§ Task details
Select and copy out every line in the records containing "this".
____ Input rows
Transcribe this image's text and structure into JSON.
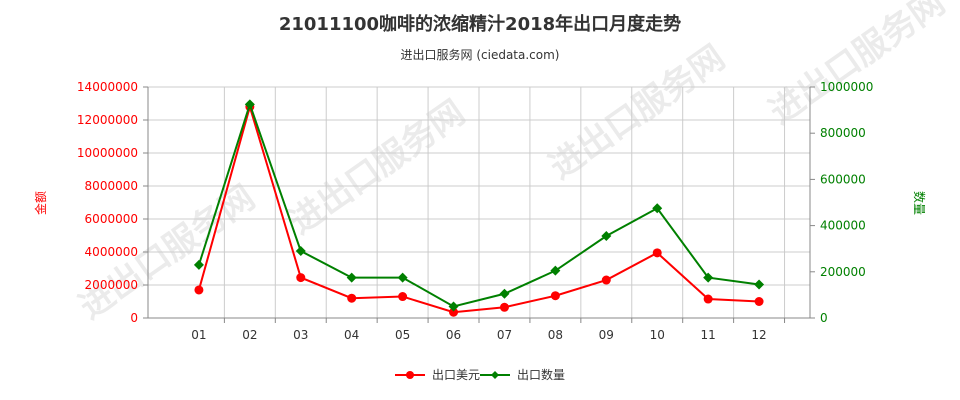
{
  "chart_data": {
    "type": "line",
    "title": "21011100咖啡的浓缩精汁2018年出口月度走势",
    "subtitle": "进出口服务网 (ciedata.com)",
    "categories": [
      "01",
      "02",
      "03",
      "04",
      "05",
      "06",
      "07",
      "08",
      "09",
      "10",
      "11",
      "12"
    ],
    "series": [
      {
        "name": "出口美元",
        "axis": "left",
        "color": "#ff0000",
        "marker": "circle",
        "values": [
          1700000,
          12800000,
          2450000,
          1200000,
          1300000,
          350000,
          650000,
          1350000,
          2300000,
          3950000,
          1150000,
          1000000
        ]
      },
      {
        "name": "出口数量",
        "axis": "right",
        "color": "#008000",
        "marker": "diamond",
        "values": [
          230000,
          925000,
          290000,
          175000,
          175000,
          50000,
          105000,
          205000,
          355000,
          475000,
          175000,
          145000
        ]
      }
    ],
    "y_left": {
      "label": "金额",
      "range": [
        0,
        14000000
      ],
      "ticks": [
        "0",
        "2000000",
        "4000000",
        "6000000",
        "8000000",
        "10000000",
        "12000000",
        "14000000"
      ],
      "color": "#ff0000"
    },
    "y_right": {
      "label": "数量",
      "range": [
        0,
        1000000
      ],
      "ticks": [
        "0",
        "200000",
        "400000",
        "600000",
        "800000",
        "1000000"
      ],
      "color": "#008000"
    },
    "grid": true,
    "legend_position": "bottom-center",
    "watermark": "进出口服务网"
  }
}
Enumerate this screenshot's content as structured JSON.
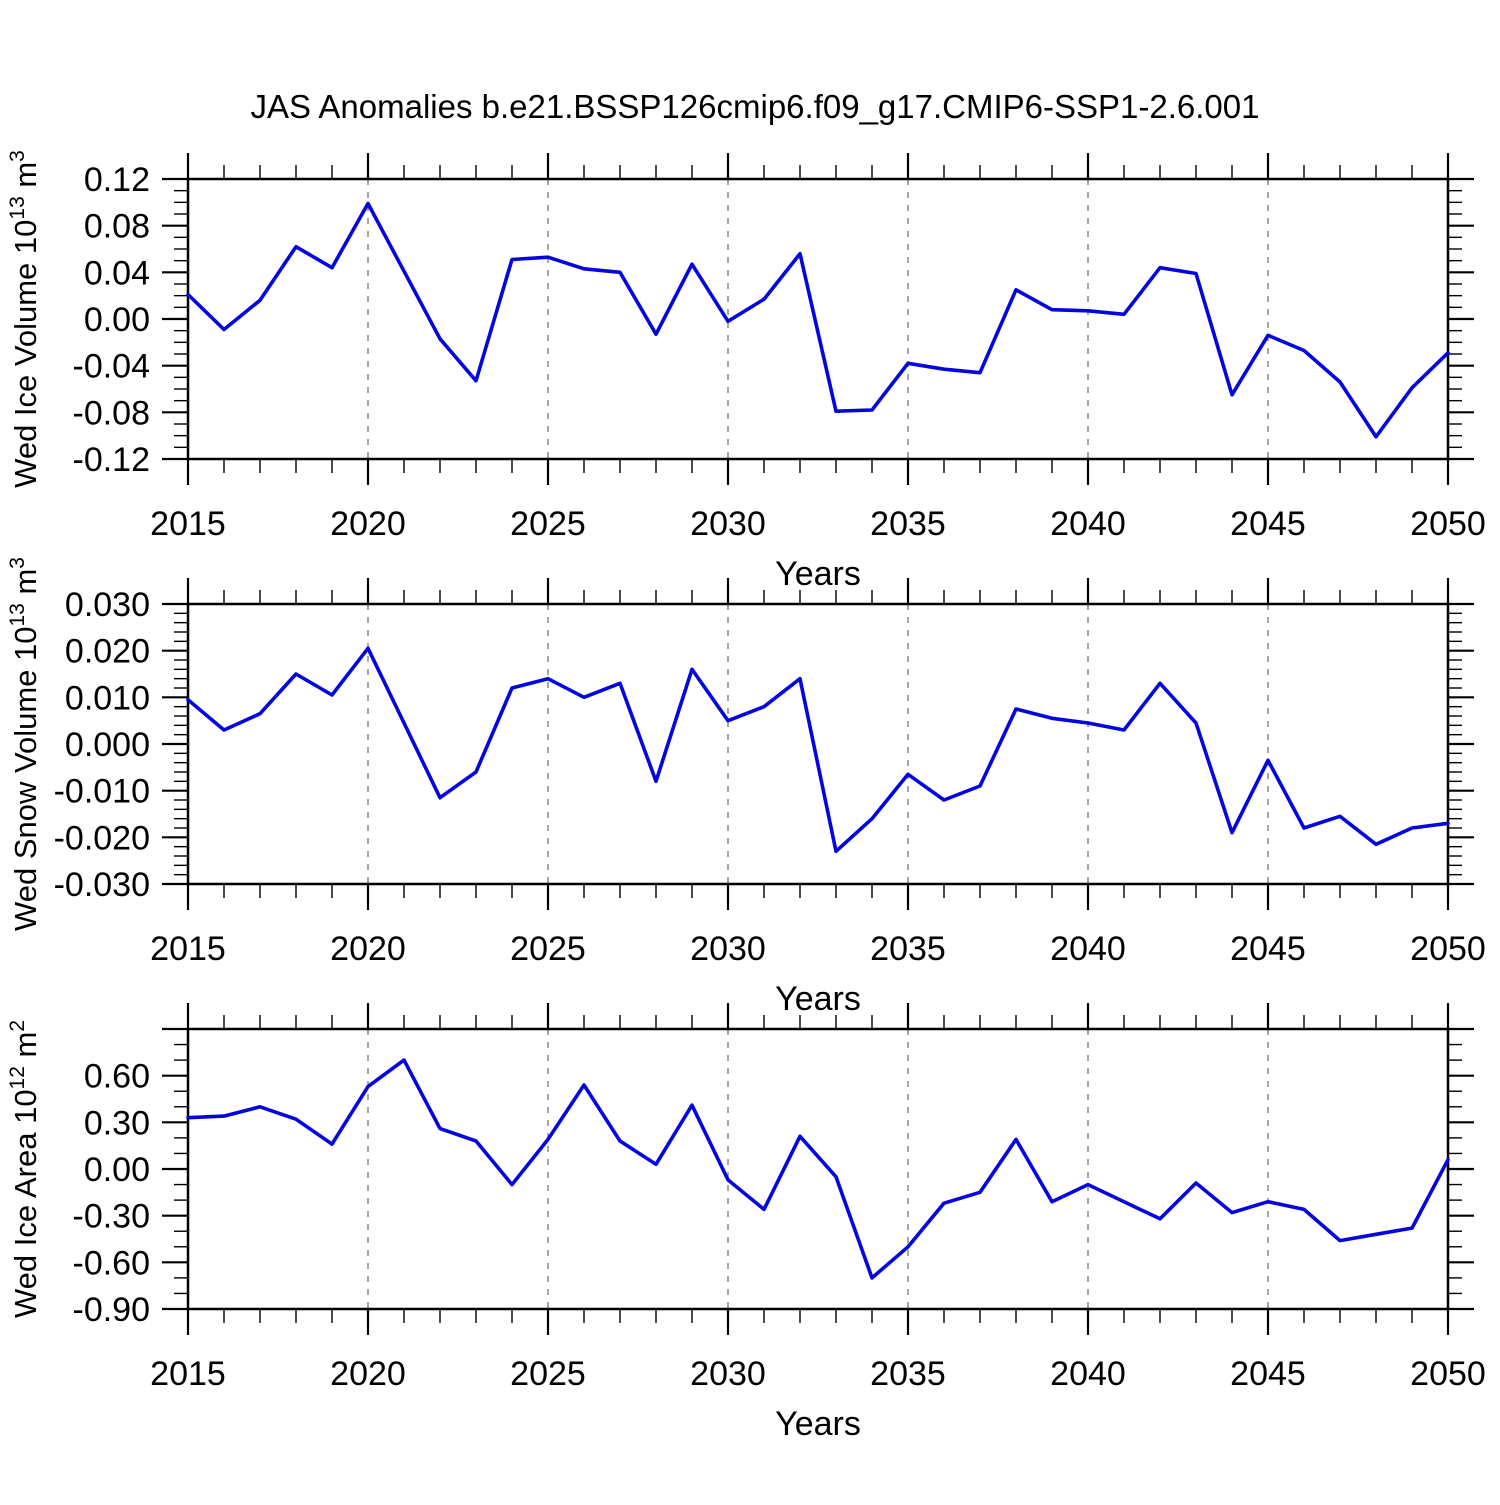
{
  "title": "JAS Anomalies b.e21.BSSP126cmip6.f09_g17.CMIP6-SSP1-2.6.001",
  "colors": {
    "line": "#0505e0",
    "grid": "#8a8a8a",
    "axis": "#000000",
    "background": "#ffffff"
  },
  "x_axis": {
    "label": "Years",
    "years": [
      2015,
      2016,
      2017,
      2018,
      2019,
      2020,
      2021,
      2022,
      2023,
      2024,
      2025,
      2026,
      2027,
      2028,
      2029,
      2030,
      2031,
      2032,
      2033,
      2034,
      2035,
      2036,
      2037,
      2038,
      2039,
      2040,
      2041,
      2042,
      2043,
      2044,
      2045,
      2046,
      2047,
      2048,
      2049,
      2050
    ],
    "tick_labels": [
      "2015",
      "2020",
      "2025",
      "2030",
      "2035",
      "2040",
      "2045",
      "2050"
    ],
    "grid_years": [
      2020,
      2025,
      2030,
      2035,
      2040,
      2045
    ],
    "minor_step": 1,
    "major_step": 5
  },
  "chart_data": [
    {
      "type": "line",
      "series_name": "Wed Ice Volume anomaly",
      "ylabel": {
        "base": "Wed Ice Volume 10",
        "exp": "13",
        "unit": " m",
        "unit_exp": "3"
      },
      "ylim": [
        -0.12,
        0.12
      ],
      "ytick_step": 0.04,
      "yminor_step": 0.01,
      "ytick_values": [
        0.12,
        0.08,
        0.04,
        0.0,
        -0.04,
        -0.08,
        -0.12
      ],
      "ytick_labels": [
        "0.12",
        "0.08",
        "0.04",
        "0.00",
        "-0.04",
        "-0.08",
        "-0.12"
      ],
      "x": [
        2015,
        2016,
        2017,
        2018,
        2019,
        2020,
        2021,
        2022,
        2023,
        2024,
        2025,
        2026,
        2027,
        2028,
        2029,
        2030,
        2031,
        2032,
        2033,
        2034,
        2035,
        2036,
        2037,
        2038,
        2039,
        2040,
        2041,
        2042,
        2043,
        2044,
        2045,
        2046,
        2047,
        2048,
        2049,
        2050
      ],
      "values": [
        0.021,
        -0.009,
        0.016,
        0.062,
        0.044,
        0.099,
        0.041,
        -0.017,
        -0.053,
        0.051,
        0.053,
        0.043,
        0.04,
        -0.013,
        0.047,
        -0.002,
        0.017,
        0.056,
        -0.079,
        -0.078,
        -0.038,
        -0.043,
        -0.046,
        0.025,
        0.008,
        0.007,
        0.004,
        0.044,
        0.039,
        -0.065,
        -0.014,
        -0.027,
        -0.054,
        -0.101,
        -0.059,
        -0.029
      ]
    },
    {
      "type": "line",
      "series_name": "Wed Snow Volume anomaly",
      "ylabel": {
        "base": "Wed Snow Volume 10",
        "exp": "13",
        "unit": " m",
        "unit_exp": "3"
      },
      "ylim": [
        -0.03,
        0.03
      ],
      "ytick_step": 0.01,
      "yminor_step": 0.002,
      "ytick_values": [
        0.03,
        0.02,
        0.01,
        0.0,
        -0.01,
        -0.02,
        -0.03
      ],
      "ytick_labels": [
        "0.030",
        "0.020",
        "0.010",
        "0.000",
        "-0.010",
        "-0.020",
        "-0.030"
      ],
      "x": [
        2015,
        2016,
        2017,
        2018,
        2019,
        2020,
        2021,
        2022,
        2023,
        2024,
        2025,
        2026,
        2027,
        2028,
        2029,
        2030,
        2031,
        2032,
        2033,
        2034,
        2035,
        2036,
        2037,
        2038,
        2039,
        2040,
        2041,
        2042,
        2043,
        2044,
        2045,
        2046,
        2047,
        2048,
        2049,
        2050
      ],
      "values": [
        0.0095,
        0.003,
        0.0065,
        0.015,
        0.0105,
        0.0205,
        0.0045,
        -0.0115,
        -0.006,
        0.012,
        0.014,
        0.01,
        0.013,
        -0.008,
        0.016,
        0.005,
        0.008,
        0.014,
        -0.023,
        -0.016,
        -0.0065,
        -0.012,
        -0.009,
        0.0075,
        0.0055,
        0.0045,
        0.003,
        0.013,
        0.0045,
        -0.019,
        -0.0035,
        -0.018,
        -0.0155,
        -0.0215,
        -0.018,
        -0.017
      ]
    },
    {
      "type": "line",
      "series_name": "Wed Ice Area anomaly",
      "ylabel": {
        "base": "Wed Ice Area 10",
        "exp": "12",
        "unit": " m",
        "unit_exp": "2"
      },
      "ylim": [
        -0.9,
        0.9
      ],
      "ytick_step": 0.3,
      "yminor_step": 0.1,
      "ytick_values": [
        0.6,
        0.3,
        0.0,
        -0.3,
        -0.6,
        -0.9
      ],
      "ytick_labels": [
        "0.60",
        "0.30",
        "0.00",
        "-0.30",
        "-0.60",
        "-0.90"
      ],
      "x": [
        2015,
        2016,
        2017,
        2018,
        2019,
        2020,
        2021,
        2022,
        2023,
        2024,
        2025,
        2026,
        2027,
        2028,
        2029,
        2030,
        2031,
        2032,
        2033,
        2034,
        2035,
        2036,
        2037,
        2038,
        2039,
        2040,
        2041,
        2042,
        2043,
        2044,
        2045,
        2046,
        2047,
        2048,
        2049,
        2050
      ],
      "values": [
        0.33,
        0.34,
        0.4,
        0.32,
        0.16,
        0.53,
        0.7,
        0.26,
        0.18,
        -0.1,
        0.19,
        0.54,
        0.18,
        0.03,
        0.41,
        -0.07,
        -0.26,
        0.21,
        -0.05,
        -0.7,
        -0.5,
        -0.22,
        -0.15,
        0.19,
        -0.21,
        -0.1,
        -0.21,
        -0.32,
        -0.09,
        -0.28,
        -0.21,
        -0.26,
        -0.46,
        -0.42,
        -0.38,
        0.06
      ]
    }
  ]
}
________
§ Result
Transcribe this image's text and structure into JSON.
Enumerate this screenshot's content as structured JSON.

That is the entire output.